-- Records from a collection of figures --
+ + + +
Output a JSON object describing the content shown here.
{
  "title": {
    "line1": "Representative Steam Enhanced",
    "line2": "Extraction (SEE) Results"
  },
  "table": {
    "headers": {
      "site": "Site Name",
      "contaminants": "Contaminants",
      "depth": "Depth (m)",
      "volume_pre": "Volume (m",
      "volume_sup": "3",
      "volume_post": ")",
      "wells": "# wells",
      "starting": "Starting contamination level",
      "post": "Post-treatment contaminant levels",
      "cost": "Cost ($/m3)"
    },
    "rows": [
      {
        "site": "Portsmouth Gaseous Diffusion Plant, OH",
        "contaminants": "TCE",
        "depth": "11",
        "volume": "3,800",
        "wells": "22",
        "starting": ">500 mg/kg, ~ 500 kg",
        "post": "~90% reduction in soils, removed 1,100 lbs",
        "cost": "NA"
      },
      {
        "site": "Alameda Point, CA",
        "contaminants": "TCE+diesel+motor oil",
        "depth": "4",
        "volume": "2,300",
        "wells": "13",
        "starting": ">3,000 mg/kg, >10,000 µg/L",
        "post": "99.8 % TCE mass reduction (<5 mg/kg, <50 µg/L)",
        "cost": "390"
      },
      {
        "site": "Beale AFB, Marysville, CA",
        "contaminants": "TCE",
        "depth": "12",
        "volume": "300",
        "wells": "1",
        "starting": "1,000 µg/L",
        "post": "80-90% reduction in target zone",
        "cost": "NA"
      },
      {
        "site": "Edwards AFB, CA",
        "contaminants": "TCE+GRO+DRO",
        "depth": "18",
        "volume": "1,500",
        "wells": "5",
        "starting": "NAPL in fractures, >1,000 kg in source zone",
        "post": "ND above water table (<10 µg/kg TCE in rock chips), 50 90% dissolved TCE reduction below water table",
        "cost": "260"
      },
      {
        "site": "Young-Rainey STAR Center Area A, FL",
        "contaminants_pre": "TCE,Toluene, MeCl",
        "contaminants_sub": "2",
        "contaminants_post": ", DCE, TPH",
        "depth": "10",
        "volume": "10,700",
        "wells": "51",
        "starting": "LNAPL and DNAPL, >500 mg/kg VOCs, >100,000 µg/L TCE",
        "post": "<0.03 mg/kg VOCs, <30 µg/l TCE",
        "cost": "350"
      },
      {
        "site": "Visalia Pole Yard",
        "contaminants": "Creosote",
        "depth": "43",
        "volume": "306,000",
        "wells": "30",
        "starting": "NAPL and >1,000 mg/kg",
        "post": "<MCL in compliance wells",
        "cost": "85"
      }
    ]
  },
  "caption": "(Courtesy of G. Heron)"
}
+ + + +
-- Exercise directions --
Report how many lines in these entries contain "cost". Answer with the number only.

-- Written reply --
7